| STATED TASK |
Your answer should be a single number: the count of lines containing the string "Movie".

| EXERCISE INPUTS |
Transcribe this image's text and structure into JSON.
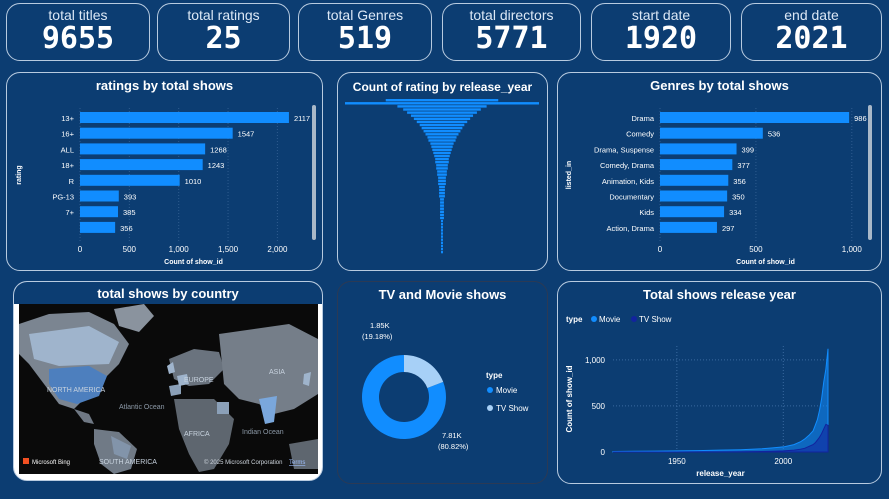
{
  "kpis": [
    {
      "label": "total titles",
      "value": "9655"
    },
    {
      "label": "total ratings",
      "value": "25"
    },
    {
      "label": "total Genres",
      "value": "519"
    },
    {
      "label": "total directors",
      "value": "5771"
    },
    {
      "label": "start date",
      "value": "1920"
    },
    {
      "label": "end date",
      "value": "2021"
    }
  ],
  "panels": {
    "ratings": "ratings by total shows",
    "release_year_count": "Count of rating by release_year",
    "genres": "Genres by total shows",
    "country": "total shows by country",
    "tv_movie": "TV and Movie shows",
    "release_trend": "Total shows release year"
  },
  "map": {
    "labels": [
      "NORTH AMERICA",
      "Atlantic Ocean",
      "EUROPE",
      "ASIA",
      "AFRICA",
      "Indian Ocean",
      "SOUTH AMERICA"
    ],
    "bing": "Microsoft Bing",
    "copyright": "© 2025 Microsoft Corporation",
    "terms": "Terms"
  },
  "chart_data": [
    {
      "type": "bar",
      "orientation": "horizontal",
      "title": "ratings by total shows",
      "ylabel": "rating",
      "xlabel": "Count of show_id",
      "categories": [
        "13+",
        "16+",
        "ALL",
        "18+",
        "R",
        "PG-13",
        "7+",
        ""
      ],
      "values": [
        2117,
        1547,
        1268,
        1243,
        1010,
        393,
        385,
        356
      ],
      "xlim": [
        0,
        2300
      ],
      "xticks": [
        "0",
        "500",
        "1,000",
        "1,500",
        "2,000"
      ],
      "xtick_values": [
        0,
        500,
        1000,
        1500,
        2000
      ],
      "color": "#118dff"
    },
    {
      "type": "bar",
      "orientation": "horizontal",
      "title": "Count of rating by release_year",
      "values": [
        58,
        100,
        46,
        40,
        36,
        32,
        29,
        26,
        23,
        21,
        19,
        17,
        15,
        14,
        12,
        11,
        10,
        9,
        8,
        7,
        7,
        6,
        6,
        5,
        5,
        4,
        4,
        4,
        3,
        3,
        3,
        3,
        2,
        2,
        2,
        2,
        2,
        2,
        2,
        1,
        1,
        1,
        1,
        1,
        1,
        1,
        1,
        1,
        1,
        1
      ],
      "color": "#118dff"
    },
    {
      "type": "bar",
      "orientation": "horizontal",
      "title": "Genres by total shows",
      "ylabel": "listed_in",
      "xlabel": "Count of show_id",
      "categories": [
        "Drama",
        "Comedy",
        "Drama, Suspense",
        "Comedy, Drama",
        "Animation, Kids",
        "Documentary",
        "Kids",
        "Action, Drama"
      ],
      "values": [
        986,
        536,
        399,
        377,
        356,
        350,
        334,
        297
      ],
      "xlim": [
        0,
        1100
      ],
      "xticks": [
        "0",
        "500",
        "1,000"
      ],
      "xtick_values": [
        0,
        500,
        1000
      ],
      "color": "#118dff"
    },
    {
      "type": "pie",
      "title": "TV and Movie shows",
      "legend_title": "type",
      "slices": [
        {
          "name": "Movie",
          "value": 7.81,
          "label": "7.81K",
          "pct": "(80.82%)",
          "color": "#118dff"
        },
        {
          "name": "TV Show",
          "value": 1.85,
          "label": "1.85K",
          "pct": "(19.18%)",
          "color": "#a7d0f7"
        }
      ]
    },
    {
      "type": "area",
      "title": "Total shows release year",
      "legend_title": "type",
      "xlabel": "release_year",
      "ylabel": "Count of show_id",
      "xlim": [
        1920,
        2021
      ],
      "ylim": [
        0,
        1150
      ],
      "xticks": [
        "1950",
        "2000"
      ],
      "xtick_values": [
        1950,
        2000
      ],
      "yticks": [
        "0",
        "500",
        "1,000"
      ],
      "ytick_values": [
        0,
        500,
        1000
      ],
      "x": [
        1920,
        1930,
        1940,
        1950,
        1960,
        1970,
        1980,
        1990,
        1995,
        2000,
        2005,
        2008,
        2010,
        2012,
        2014,
        2015,
        2016,
        2017,
        2018,
        2019,
        2020,
        2021
      ],
      "series": [
        {
          "name": "Movie",
          "color": "#118dff",
          "values": [
            5,
            8,
            10,
            12,
            15,
            20,
            25,
            35,
            45,
            55,
            80,
            110,
            140,
            180,
            230,
            290,
            350,
            450,
            580,
            760,
            900,
            1120
          ]
        },
        {
          "name": "TV Show",
          "color": "#12239e",
          "values": [
            0,
            0,
            0,
            0,
            1,
            2,
            3,
            5,
            8,
            12,
            20,
            30,
            40,
            60,
            80,
            100,
            130,
            160,
            200,
            250,
            300,
            290
          ]
        }
      ]
    }
  ]
}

| ANSWER TO THE PROBLEM |
4